## WHAT YOU SHOULD DO
Restate the complete material exactly.

--- begin DATA FOR THIS TASK ---

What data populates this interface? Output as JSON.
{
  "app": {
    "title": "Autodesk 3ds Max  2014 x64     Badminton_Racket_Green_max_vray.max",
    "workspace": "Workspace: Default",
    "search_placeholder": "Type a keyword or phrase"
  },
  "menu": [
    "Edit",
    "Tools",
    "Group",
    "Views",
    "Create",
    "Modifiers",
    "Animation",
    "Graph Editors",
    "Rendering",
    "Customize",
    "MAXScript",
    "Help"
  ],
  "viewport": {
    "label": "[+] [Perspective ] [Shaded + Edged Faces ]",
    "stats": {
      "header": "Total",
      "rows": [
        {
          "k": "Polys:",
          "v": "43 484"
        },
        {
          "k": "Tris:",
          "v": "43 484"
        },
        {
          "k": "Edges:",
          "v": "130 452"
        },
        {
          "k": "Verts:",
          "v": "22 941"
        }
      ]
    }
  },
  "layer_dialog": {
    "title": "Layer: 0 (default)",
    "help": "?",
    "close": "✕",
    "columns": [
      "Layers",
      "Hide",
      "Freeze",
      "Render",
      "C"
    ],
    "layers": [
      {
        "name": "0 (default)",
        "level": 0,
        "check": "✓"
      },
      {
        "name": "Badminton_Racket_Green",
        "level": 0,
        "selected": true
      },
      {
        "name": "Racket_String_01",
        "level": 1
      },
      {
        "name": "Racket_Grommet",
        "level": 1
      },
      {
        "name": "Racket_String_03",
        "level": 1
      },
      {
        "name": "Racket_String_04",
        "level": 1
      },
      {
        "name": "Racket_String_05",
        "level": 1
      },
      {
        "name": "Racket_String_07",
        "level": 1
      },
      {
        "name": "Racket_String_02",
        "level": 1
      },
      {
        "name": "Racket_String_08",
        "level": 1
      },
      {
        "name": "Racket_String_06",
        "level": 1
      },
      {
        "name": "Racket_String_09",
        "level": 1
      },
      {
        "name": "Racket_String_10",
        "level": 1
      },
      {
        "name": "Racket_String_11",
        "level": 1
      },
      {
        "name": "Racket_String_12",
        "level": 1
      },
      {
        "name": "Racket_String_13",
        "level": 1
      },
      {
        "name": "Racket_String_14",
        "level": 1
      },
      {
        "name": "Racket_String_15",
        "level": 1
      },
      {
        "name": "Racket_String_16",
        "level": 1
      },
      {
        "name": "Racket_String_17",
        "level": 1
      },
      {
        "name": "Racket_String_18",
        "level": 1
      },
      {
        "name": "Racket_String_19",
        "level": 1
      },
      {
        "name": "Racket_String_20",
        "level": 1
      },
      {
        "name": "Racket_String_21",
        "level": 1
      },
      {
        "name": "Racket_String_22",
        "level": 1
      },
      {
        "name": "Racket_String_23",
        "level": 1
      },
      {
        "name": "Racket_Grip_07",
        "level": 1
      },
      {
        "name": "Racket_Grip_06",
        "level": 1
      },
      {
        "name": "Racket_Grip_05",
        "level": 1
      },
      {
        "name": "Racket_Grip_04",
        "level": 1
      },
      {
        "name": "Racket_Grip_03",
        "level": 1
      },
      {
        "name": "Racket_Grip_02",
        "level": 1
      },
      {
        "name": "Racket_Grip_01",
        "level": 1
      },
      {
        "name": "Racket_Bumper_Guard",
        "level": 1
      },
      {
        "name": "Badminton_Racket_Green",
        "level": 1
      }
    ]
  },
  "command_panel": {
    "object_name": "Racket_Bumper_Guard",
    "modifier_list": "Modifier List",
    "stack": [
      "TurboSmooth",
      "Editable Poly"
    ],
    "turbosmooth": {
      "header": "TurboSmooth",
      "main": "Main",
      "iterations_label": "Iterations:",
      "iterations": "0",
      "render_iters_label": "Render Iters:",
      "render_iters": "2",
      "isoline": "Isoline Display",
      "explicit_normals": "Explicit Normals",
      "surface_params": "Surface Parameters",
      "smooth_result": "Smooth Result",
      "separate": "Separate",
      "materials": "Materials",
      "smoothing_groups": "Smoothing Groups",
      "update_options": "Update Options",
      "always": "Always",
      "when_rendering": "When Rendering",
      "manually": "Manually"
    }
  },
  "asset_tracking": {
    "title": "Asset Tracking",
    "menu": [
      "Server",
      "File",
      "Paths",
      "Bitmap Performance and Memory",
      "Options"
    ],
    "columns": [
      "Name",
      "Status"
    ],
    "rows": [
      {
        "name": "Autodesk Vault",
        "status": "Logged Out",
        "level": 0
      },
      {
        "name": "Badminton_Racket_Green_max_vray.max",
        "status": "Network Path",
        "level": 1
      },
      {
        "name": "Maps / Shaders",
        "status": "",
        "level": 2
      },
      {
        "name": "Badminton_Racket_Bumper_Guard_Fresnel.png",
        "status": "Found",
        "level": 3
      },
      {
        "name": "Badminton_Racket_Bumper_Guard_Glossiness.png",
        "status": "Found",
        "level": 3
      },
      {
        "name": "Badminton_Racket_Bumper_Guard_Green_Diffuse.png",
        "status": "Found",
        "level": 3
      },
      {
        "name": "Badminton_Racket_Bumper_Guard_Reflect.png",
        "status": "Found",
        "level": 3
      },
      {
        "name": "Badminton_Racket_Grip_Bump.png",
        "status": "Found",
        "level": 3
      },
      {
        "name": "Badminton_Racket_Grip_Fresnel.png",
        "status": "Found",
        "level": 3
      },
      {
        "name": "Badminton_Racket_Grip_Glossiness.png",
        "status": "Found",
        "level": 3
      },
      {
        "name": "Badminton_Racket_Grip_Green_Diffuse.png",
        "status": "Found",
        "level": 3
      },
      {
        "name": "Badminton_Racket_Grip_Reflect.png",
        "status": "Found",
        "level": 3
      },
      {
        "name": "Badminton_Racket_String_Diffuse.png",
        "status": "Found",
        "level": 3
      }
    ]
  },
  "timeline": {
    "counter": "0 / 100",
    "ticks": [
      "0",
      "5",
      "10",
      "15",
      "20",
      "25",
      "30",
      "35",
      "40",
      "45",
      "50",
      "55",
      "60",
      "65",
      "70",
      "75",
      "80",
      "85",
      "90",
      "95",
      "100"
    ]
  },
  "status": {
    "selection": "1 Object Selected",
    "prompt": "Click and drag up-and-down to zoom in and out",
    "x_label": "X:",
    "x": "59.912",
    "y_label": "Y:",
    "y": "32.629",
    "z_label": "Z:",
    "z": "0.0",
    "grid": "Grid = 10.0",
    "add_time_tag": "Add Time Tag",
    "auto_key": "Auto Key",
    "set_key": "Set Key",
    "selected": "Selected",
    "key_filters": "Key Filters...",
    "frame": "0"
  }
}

--- end DATA FOR THIS TASK ---

## FULL SOLUTION
What data populates this interface? Output as JSON.
{
  "app": {
    "title": "Autodesk 3ds Max  2014 x64     Badminton_Racket_Green_max_vray.max",
    "workspace": "Workspace: Default",
    "search_placeholder": "Type a keyword or phrase"
  },
  "menu": [
    "Edit",
    "Tools",
    "Group",
    "Views",
    "Create",
    "Modifiers",
    "Animation",
    "Graph Editors",
    "Rendering",
    "Customize",
    "MAXScript",
    "Help"
  ],
  "viewport": {
    "label": "[+] [Perspective ] [Shaded + Edged Faces ]",
    "stats": {
      "header": "Total",
      "rows": [
        {
          "k": "Polys:",
          "v": "43 484"
        },
        {
          "k": "Tris:",
          "v": "43 484"
        },
        {
          "k": "Edges:",
          "v": "130 452"
        },
        {
          "k": "Verts:",
          "v": "22 941"
        }
      ]
    }
  },
  "layer_dialog": {
    "title": "Layer: 0 (default)",
    "help": "?",
    "close": "✕",
    "columns": [
      "Layers",
      "Hide",
      "Freeze",
      "Render",
      "C"
    ],
    "layers": [
      {
        "name": "0 (default)",
        "level": 0,
        "check": "✓"
      },
      {
        "name": "Badminton_Racket_Green",
        "level": 0,
        "selected": true
      },
      {
        "name": "Racket_String_01",
        "level": 1
      },
      {
        "name": "Racket_Grommet",
        "level": 1
      },
      {
        "name": "Racket_String_03",
        "level": 1
      },
      {
        "name": "Racket_String_04",
        "level": 1
      },
      {
        "name": "Racket_String_05",
        "level": 1
      },
      {
        "name": "Racket_String_07",
        "level": 1
      },
      {
        "name": "Racket_String_02",
        "level": 1
      },
      {
        "name": "Racket_String_08",
        "level": 1
      },
      {
        "name": "Racket_String_06",
        "level": 1
      },
      {
        "name": "Racket_String_09",
        "level": 1
      },
      {
        "name": "Racket_String_10",
        "level": 1
      },
      {
        "name": "Racket_String_11",
        "level": 1
      },
      {
        "name": "Racket_String_12",
        "level": 1
      },
      {
        "name": "Racket_String_13",
        "level": 1
      },
      {
        "name": "Racket_String_14",
        "level": 1
      },
      {
        "name": "Racket_String_15",
        "level": 1
      },
      {
        "name": "Racket_String_16",
        "level": 1
      },
      {
        "name": "Racket_String_17",
        "level": 1
      },
      {
        "name": "Racket_String_18",
        "level": 1
      },
      {
        "name": "Racket_String_19",
        "level": 1
      },
      {
        "name": "Racket_String_20",
        "level": 1
      },
      {
        "name": "Racket_String_21",
        "level": 1
      },
      {
        "name": "Racket_String_22",
        "level": 1
      },
      {
        "name": "Racket_String_23",
        "level": 1
      },
      {
        "name": "Racket_Grip_07",
        "level": 1
      },
      {
        "name": "Racket_Grip_06",
        "level": 1
      },
      {
        "name": "Racket_Grip_05",
        "level": 1
      },
      {
        "name": "Racket_Grip_04",
        "level": 1
      },
      {
        "name": "Racket_Grip_03",
        "level": 1
      },
      {
        "name": "Racket_Grip_02",
        "level": 1
      },
      {
        "name": "Racket_Grip_01",
        "level": 1
      },
      {
        "name": "Racket_Bumper_Guard",
        "level": 1
      },
      {
        "name": "Badminton_Racket_Green",
        "level": 1
      }
    ]
  },
  "command_panel": {
    "object_name": "Racket_Bumper_Guard",
    "modifier_list": "Modifier List",
    "stack": [
      "TurboSmooth",
      "Editable Poly"
    ],
    "turbosmooth": {
      "header": "TurboSmooth",
      "main": "Main",
      "iterations_label": "Iterations:",
      "iterations": "0",
      "render_iters_label": "Render Iters:",
      "render_iters": "2",
      "isoline": "Isoline Display",
      "explicit_normals": "Explicit Normals",
      "surface_params": "Surface Parameters",
      "smooth_result": "Smooth Result",
      "separate": "Separate",
      "materials": "Materials",
      "smoothing_groups": "Smoothing Groups",
      "update_options": "Update Options",
      "always": "Always",
      "when_rendering": "When Rendering",
      "manually": "Manually"
    }
  },
  "asset_tracking": {
    "title": "Asset Tracking",
    "menu": [
      "Server",
      "File",
      "Paths",
      "Bitmap Performance and Memory",
      "Options"
    ],
    "columns": [
      "Name",
      "Status"
    ],
    "rows": [
      {
        "name": "Autodesk Vault",
        "status": "Logged Out",
        "level": 0
      },
      {
        "name": "Badminton_Racket_Green_max_vray.max",
        "status": "Network Path",
        "level": 1
      },
      {
        "name": "Maps / Shaders",
        "status": "",
        "level": 2
      },
      {
        "name": "Badminton_Racket_Bumper_Guard_Fresnel.png",
        "status": "Found",
        "level": 3
      },
      {
        "name": "Badminton_Racket_Bumper_Guard_Glossiness.png",
        "status": "Found",
        "level": 3
      },
      {
        "name": "Badminton_Racket_Bumper_Guard_Green_Diffuse.png",
        "status": "Found",
        "level": 3
      },
      {
        "name": "Badminton_Racket_Bumper_Guard_Reflect.png",
        "status": "Found",
        "level": 3
      },
      {
        "name": "Badminton_Racket_Grip_Bump.png",
        "status": "Found",
        "level": 3
      },
      {
        "name": "Badminton_Racket_Grip_Fresnel.png",
        "status": "Found",
        "level": 3
      },
      {
        "name": "Badminton_Racket_Grip_Glossiness.png",
        "status": "Found",
        "level": 3
      },
      {
        "name": "Badminton_Racket_Grip_Green_Diffuse.png",
        "status": "Found",
        "level": 3
      },
      {
        "name": "Badminton_Racket_Grip_Reflect.png",
        "status": "Found",
        "level": 3
      },
      {
        "name": "Badminton_Racket_String_Diffuse.png",
        "status": "Found",
        "level": 3
      }
    ]
  },
  "timeline": {
    "counter": "0 / 100",
    "ticks": [
      "0",
      "5",
      "10",
      "15",
      "20",
      "25",
      "30",
      "35",
      "40",
      "45",
      "50",
      "55",
      "60",
      "65",
      "70",
      "75",
      "80",
      "85",
      "90",
      "95",
      "100"
    ]
  },
  "status": {
    "selection": "1 Object Selected",
    "prompt": "Click and drag up-and-down to zoom in and out",
    "x_label": "X:",
    "x": "59.912",
    "y_label": "Y:",
    "y": "32.629",
    "z_label": "Z:",
    "z": "0.0",
    "grid": "Grid = 10.0",
    "add_time_tag": "Add Time Tag",
    "auto_key": "Auto Key",
    "set_key": "Set Key",
    "selected": "Selected",
    "key_filters": "Key Filters...",
    "frame": "0"
  }
}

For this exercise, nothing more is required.